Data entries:

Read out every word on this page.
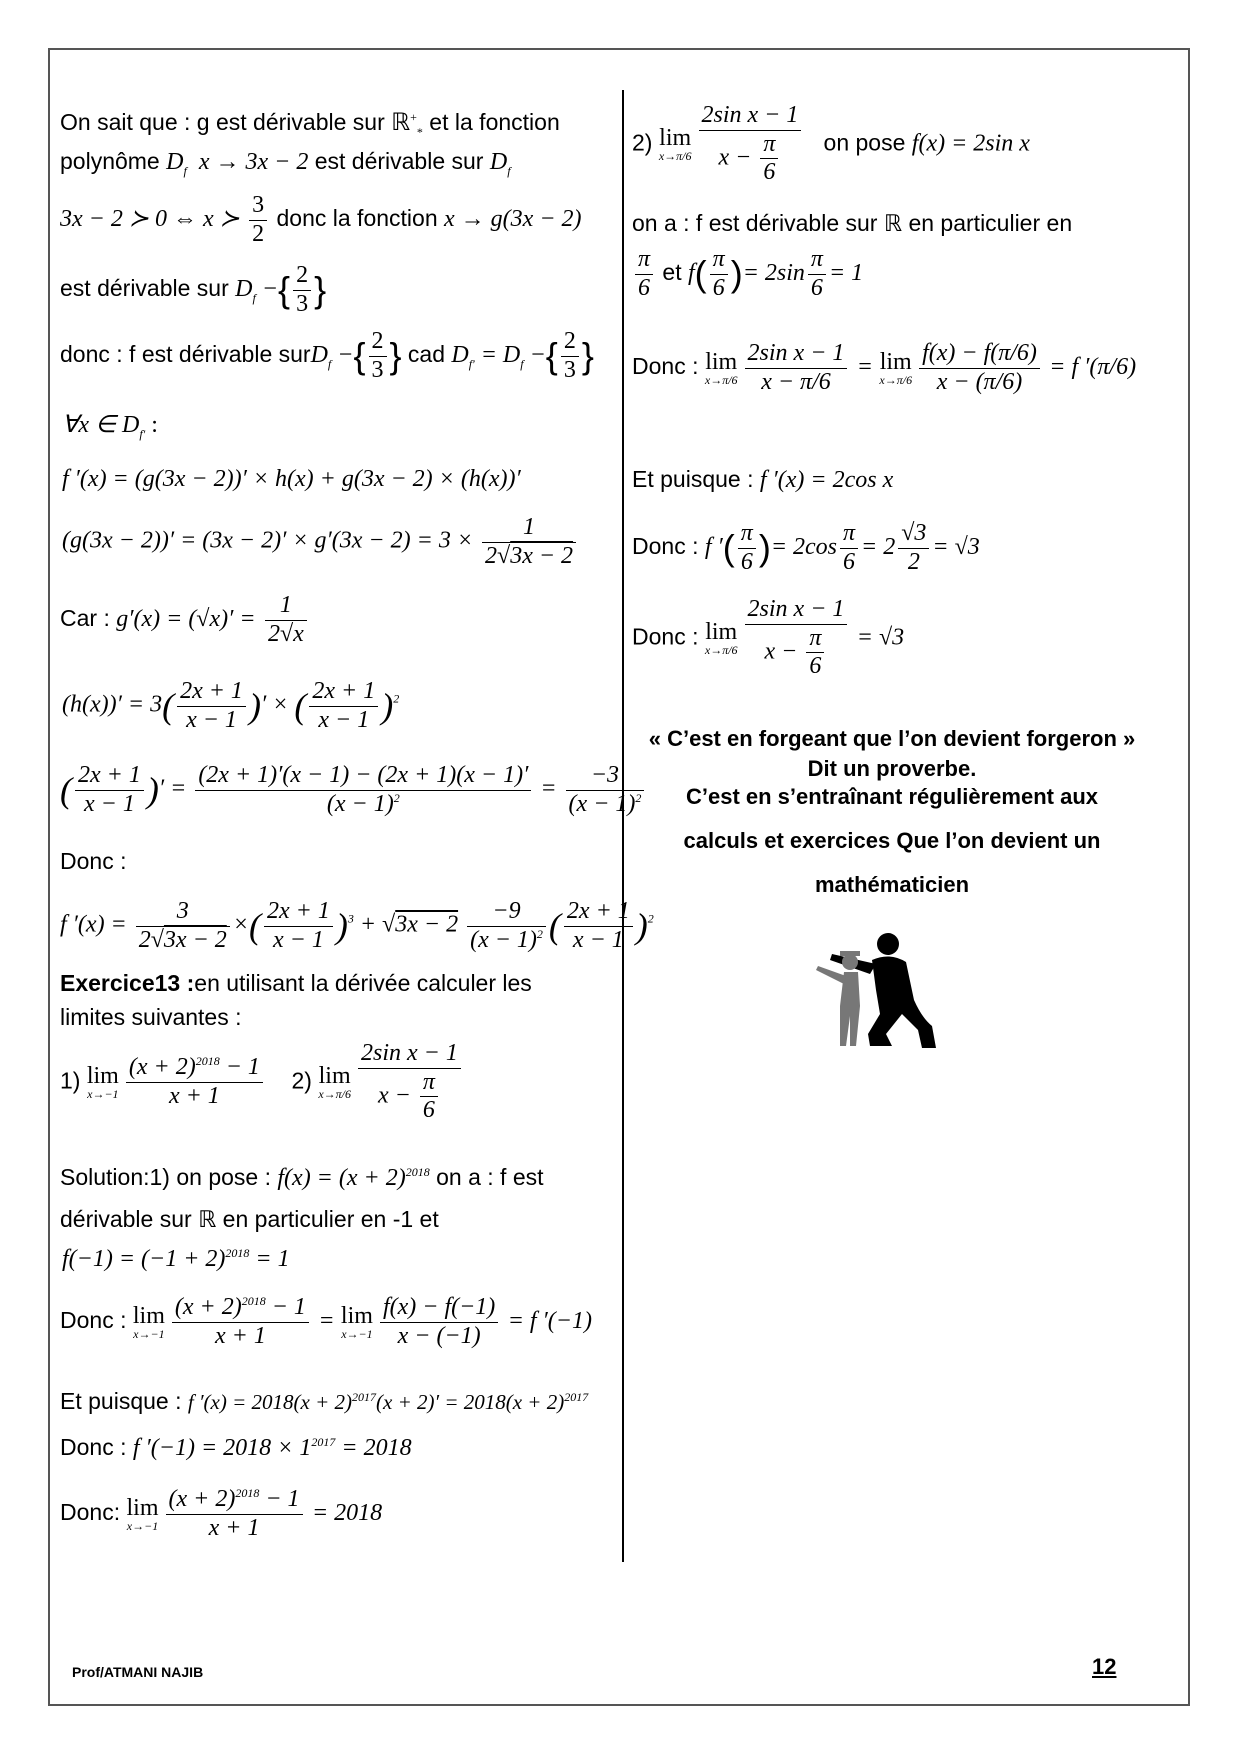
On sait que : g est dérivable sur ℝ+$_*$ et la fonction
polynôme $D_f$  x → 3x − 2 est dérivable sur $D_f$
3x − 2 ≻ 0 ⇔ x ≻ $\frac{3}{2}$ donc la fonction x → g(3x − 2)
est dérivable sur $D_f$ −{ $\frac{2}{3}$ }
donc : f est dérivable surD$_f$ −{ $\frac{2}{3}$ } cad $D_{f'} = D_f$ −{ $\frac{2}{3}$ }
∀x ∈ $D_{f'}$ :
f ′(x) = (g(3x − 2))′ × h(x) + g(3x − 2) × (h(x))′
$(g(3x - 2))' = (3x - 2)' \times g'(3x - 2) = 3 \times \frac{1}{2√3x - 2}$
Car : $g'(x) = (√x)' = \frac{1}{2√x}$
$(h(x))' = 3( \frac{2x + 1}{x - 1}$ )′ × ( $\frac{2x + 1}{x - 1} )^2$
( $\frac{2x + 1}{x - 1}$ )′ = $\frac{(2x + 1)'(x - 1) - (2x + 1)(x - 1)'}{(x - 1)^2} = \frac{-3}{(x - 1)^2}$
Donc :
f $'(x) = \frac{3}{2√3x - 2}$ ×( $\frac{2x + 1}{x - 1} )^3 + √3x - 2 \frac{-9}{(x - 1)^2}$ ( $\frac{2x + 1}{x - 1} )^2$
Exercice13 :en utilisant la dérivée calculer les
limites suivantes :
1) lim
$x\to-1 \frac{(x + 2)^{2018} - 1}{x + 1} 2$) lim
$x\to\pi/6 \frac{\text{2sin x − 1}}{x - \frac{\pi}{6}}$
Solution:1) on pose : $f(x) = (x + 2)^{2018}$ on a : f est
dérivable sur ℝ en particulier en -1 et
$f(-1) = (-1 + 2)^{2018} = 1$
Donc : lim
$x\to-1 \frac{(x + 2)^{2018} - 1}{x + 1} = \lim$
$x\to-1 \frac{f(x) - f(-1)}{x - (-1)} = f$ ′(−1)
Et puisque : f $'(x) = 2018(x + 2)^{2017}(x + 2)' = 2018(x + 2)^{2017}$
Donc : f $'(-1) = 2018 \times 1^{2017} = 2018$
Donc: lim
$x\to-1 \frac{(x + 2)^{2018} - 1}{x + 1} = 2018$
2) lim
$x\to\pi/6 \frac{\text{2sin x − 1}}{x - \frac{\pi}{6}}$ on pose f(x) = 2sin x
on a : f est dérivable sur ℝ en particulier en
$\frac{\pi}{6}$ et $f( \frac{\pi}{6}$ )= $2\sin \frac{\pi}{6} = 1$
Donc : lim
$x\to\pi/6 \frac{\text{2sin x − 1}}{x - \pi/6} = \lim$
$x\to\pi/6 \frac{f(x) - f(\pi/6)}{x - (\pi/6)} = f$ ′(π/6)
Et puisque : f ′(x) = 2cos x
Donc : f ′( $\frac{\pi}{6}$ )= $2\cos \frac{\pi}{6} = 2 \frac{√3}{2} = √3$
Donc : lim
$x\to\pi/6 \frac{\text{2sin x − 1}}{x - \frac{\pi}{6}} = √3$
« C’est en forgeant que l’on devient forgeron »
Dit un proverbe.
C’est en s’entraînant régulièrement aux
calculs et exercices Que l’on devient un
mathématicien
Prof/ATMANI NAJIB	12
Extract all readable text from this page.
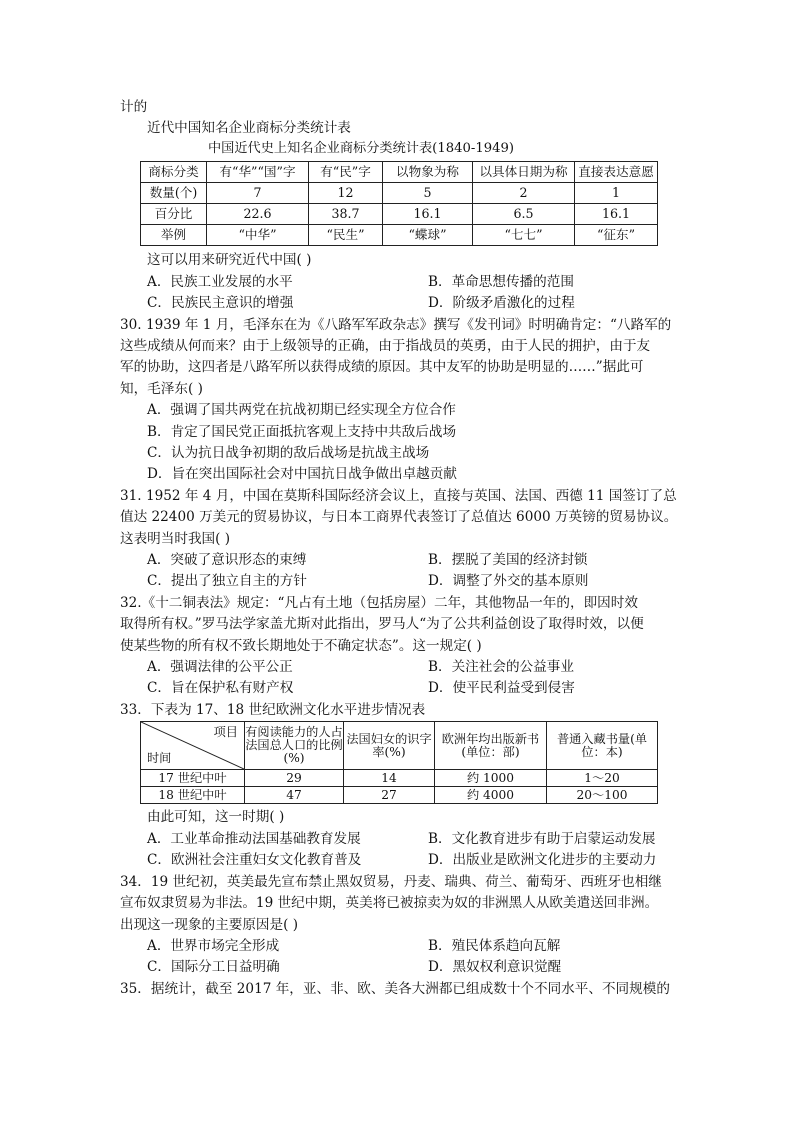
计的
近代中国知名企业商标分类统计表
中国近代史上知名企业商标分类统计表(1840-1949)
商标分类	有“华”“国”字	有“民”字	以物象为称	以具体日期为称	直接表达意愿
数量(个)	7	12	5	2	1
百分比	22.6	38.7	16.1	6.5	16.1
举例	“中华”	“民生”	“蝶球”	“七七”	“征东”
这可以用来研究近代中国( )
A．民族工业发展的水平	B．革命思想传播的范围
C．民族民主意识的增强	D．阶级矛盾激化的过程
30. 1939 年 1 月，毛泽东在为《八路军军政杂志》撰写《发刊词》时明确肯定：“八路军的
这些成绩从何而来？由于上级领导的正确，由于指战员的英勇，由于人民的拥护，由于友
军的协助，这四者是八路军所以获得成绩的原因。其中友军的协助是明显的……”据此可
知，毛泽东( )
A．强调了国共两党在抗战初期已经实现全方位合作
B．肯定了国民党正面抵抗客观上支持中共敌后战场
C．认为抗日战争初期的敌后战场是抗战主战场
D．旨在突出国际社会对中国抗日战争做出卓越贡献
31. 1952 年 4 月，中国在莫斯科国际经济会议上，直接与英国、法国、西德 11 国签订了总
值达 22400 万美元的贸易协议，与日本工商界代表签订了总值达 6000 万英镑的贸易协议。
这表明当时我国( )
A．突破了意识形态的束缚	B．摆脱了美国的经济封锁
C．提出了独立自主的方针	D．调整了外交的基本原则
32.《十二铜表法》规定：“凡占有土地（包括房屋）二年，其他物品一年的，即因时效
取得所有权。”罗马法学家盖尤斯对此指出，罗马人“为了公共利益创设了取得时效，以便
使某些物的所有权不致长期地处于不确定状态”。这一规定( )
A．强调法律的公平公正	B．关注社会的公益事业
C．旨在保护私有财产权	D．使平民利益受到侵害
33．下表为 17、18 世纪欧洲文化水平进步情况表
项目
时间	有阅读能力的人占法国总人口的比例(%)	法国妇女的识字率(%)	欧洲年均出版新书(单位：部)	普通入藏书量(单位：本)
17 世纪中叶	29	14	约 1000	1～20
18 世纪中叶	47	27	约 4000	20～100
由此可知，这一时期( )
A．工业革命推动法国基础教育发展	B．文化教育进步有助于启蒙运动发展
C．欧洲社会注重妇女文化教育普及	D．出版业是欧洲文化进步的主要动力
34．19 世纪初，英美最先宣布禁止黑奴贸易，丹麦、瑞典、荷兰、葡萄牙、西班牙也相继
宣布奴隶贸易为非法。19 世纪中期，英美将已被掠卖为奴的非洲黑人从欧美遣送回非洲。
出现这一现象的主要原因是( )
A．世界市场完全形成	B．殖民体系趋向瓦解
C．国际分工日益明确	D．黑奴权利意识觉醒
35．据统计，截至 2017 年，亚、非、欧、美各大洲都已组成数十个不同水平、不同规模的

Exercise requirements -> The material above must be printed exactly, with its pictures left out.

Solution to the problem ->
Read out every word on this page.
On sait que : g est dérivable sur ℝ+$_*$ et la fonction
polynôme $D_f$  x → 3x − 2 est dérivable sur $D_f$
3x − 2 ≻ 0 ⇔ x ≻ $\frac{3}{2}$ donc la fonction x → g(3x − 2)
est dérivable sur $D_f$ −{ $\frac{2}{3}$ }
donc : f est dérivable surD$_f$ −{ $\frac{2}{3}$ } cad $D_{f'} = D_f$ −{ $\frac{2}{3}$ }
∀x ∈ $D_{f'}$ :
f ′(x) = (g(3x − 2))′ × h(x) + g(3x − 2) × (h(x))′
$(g(3x - 2))' = (3x - 2)' \times g'(3x - 2) = 3 \times \frac{1}{2√3x - 2}$
Car : $g'(x) = (√x)' = \frac{1}{2√x}$
$(h(x))' = 3( \frac{2x + 1}{x - 1}$ )′ × ( $\frac{2x + 1}{x - 1} )^2$
( $\frac{2x + 1}{x - 1}$ )′ = $\frac{(2x + 1)'(x - 1) - (2x + 1)(x - 1)'}{(x - 1)^2} = \frac{-3}{(x - 1)^2}$
Donc :
f $'(x) = \frac{3}{2√3x - 2}$ ×( $\frac{2x + 1}{x - 1} )^3 + √3x - 2 \frac{-9}{(x - 1)^2}$ ( $\frac{2x + 1}{x - 1} )^2$
Exercice13 :en utilisant la dérivée calculer les
limites suivantes :
1) lim
$x\to-1 \frac{(x + 2)^{2018} - 1}{x + 1} 2$) lim
$x\to\pi/6 \frac{\text{2sin x − 1}}{x - \frac{\pi}{6}}$
Solution:1) on pose : $f(x) = (x + 2)^{2018}$ on a : f est
dérivable sur ℝ en particulier en -1 et
$f(-1) = (-1 + 2)^{2018} = 1$
Donc : lim
$x\to-1 \frac{(x + 2)^{2018} - 1}{x + 1} = \lim$
$x\to-1 \frac{f(x) - f(-1)}{x - (-1)} = f$ ′(−1)
Et puisque : f $'(x) = 2018(x + 2)^{2017}(x + 2)' = 2018(x + 2)^{2017}$
Donc : f $'(-1) = 2018 \times 1^{2017} = 2018$
Donc: lim
$x\to-1 \frac{(x + 2)^{2018} - 1}{x + 1} = 2018$
2) lim
$x\to\pi/6 \frac{\text{2sin x − 1}}{x - \frac{\pi}{6}}$ on pose f(x) = 2sin x
on a : f est dérivable sur ℝ en particulier en
$\frac{\pi}{6}$ et $f( \frac{\pi}{6}$ )= $2\sin \frac{\pi}{6} = 1$
Donc : lim
$x\to\pi/6 \frac{\text{2sin x − 1}}{x - \pi/6} = \lim$
$x\to\pi/6 \frac{f(x) - f(\pi/6)}{x - (\pi/6)} = f$ ′(π/6)
Et puisque : f ′(x) = 2cos x
Donc : f ′( $\frac{\pi}{6}$ )= $2\cos \frac{\pi}{6} = 2 \frac{√3}{2} = √3$
Donc : lim
$x\to\pi/6 \frac{\text{2sin x − 1}}{x - \frac{\pi}{6}} = √3$
« C’est en forgeant que l’on devient forgeron »
Dit un proverbe.
C’est en s’entraînant régulièrement aux
calculs et exercices Que l’on devient un
mathématicien
Prof/ATMANI NAJIB	12
Extract all readable text from this page.
计的
近代中国知名企业商标分类统计表
中国近代史上知名企业商标分类统计表(1840-1949)
商标分类	有“华”“国”字	有“民”字	以物象为称	以具体日期为称	直接表达意愿
数量(个)	7	12	5	2	1
百分比	22.6	38.7	16.1	6.5	16.1
举例	“中华”	“民生”	“蝶球”	“七七”	“征东”
这可以用来研究近代中国( )
A．民族工业发展的水平	B．革命思想传播的范围
C．民族民主意识的增强	D．阶级矛盾激化的过程
30. 1939 年 1 月，毛泽东在为《八路军军政杂志》撰写《发刊词》时明确肯定：“八路军的
这些成绩从何而来？由于上级领导的正确，由于指战员的英勇，由于人民的拥护，由于友
军的协助，这四者是八路军所以获得成绩的原因。其中友军的协助是明显的……”据此可
知，毛泽东( )
A．强调了国共两党在抗战初期已经实现全方位合作
B．肯定了国民党正面抵抗客观上支持中共敌后战场
C．认为抗日战争初期的敌后战场是抗战主战场
D．旨在突出国际社会对中国抗日战争做出卓越贡献
31. 1952 年 4 月，中国在莫斯科国际经济会议上，直接与英国、法国、西德 11 国签订了总
值达 22400 万美元的贸易协议，与日本工商界代表签订了总值达 6000 万英镑的贸易协议。
这表明当时我国( )
A．突破了意识形态的束缚	B．摆脱了美国的经济封锁
C．提出了独立自主的方针	D．调整了外交的基本原则
32.《十二铜表法》规定：“凡占有土地（包括房屋）二年，其他物品一年的，即因时效
取得所有权。”罗马法学家盖尤斯对此指出，罗马人“为了公共利益创设了取得时效，以便
使某些物的所有权不致长期地处于不确定状态”。这一规定( )
A．强调法律的公平公正	B．关注社会的公益事业
C．旨在保护私有财产权	D．使平民利益受到侵害
33．下表为 17、18 世纪欧洲文化水平进步情况表
项目
时间	有阅读能力的人占法国总人口的比例(%)	法国妇女的识字率(%)	欧洲年均出版新书(单位：部)	普通入藏书量(单位：本)
17 世纪中叶	29	14	约 1000	1～20
18 世纪中叶	47	27	约 4000	20～100
由此可知，这一时期( )
A．工业革命推动法国基础教育发展	B．文化教育进步有助于启蒙运动发展
C．欧洲社会注重妇女文化教育普及	D．出版业是欧洲文化进步的主要动力
34．19 世纪初，英美最先宣布禁止黑奴贸易，丹麦、瑞典、荷兰、葡萄牙、西班牙也相继
宣布奴隶贸易为非法。19 世纪中期，英美将已被掠卖为奴的非洲黑人从欧美遣送回非洲。
出现这一现象的主要原因是( )
A．世界市场完全形成	B．殖民体系趋向瓦解
C．国际分工日益明确	D．黑奴权利意识觉醒
35．据统计，截至 2017 年，亚、非、欧、美各大洲都已组成数十个不同水平、不同规模的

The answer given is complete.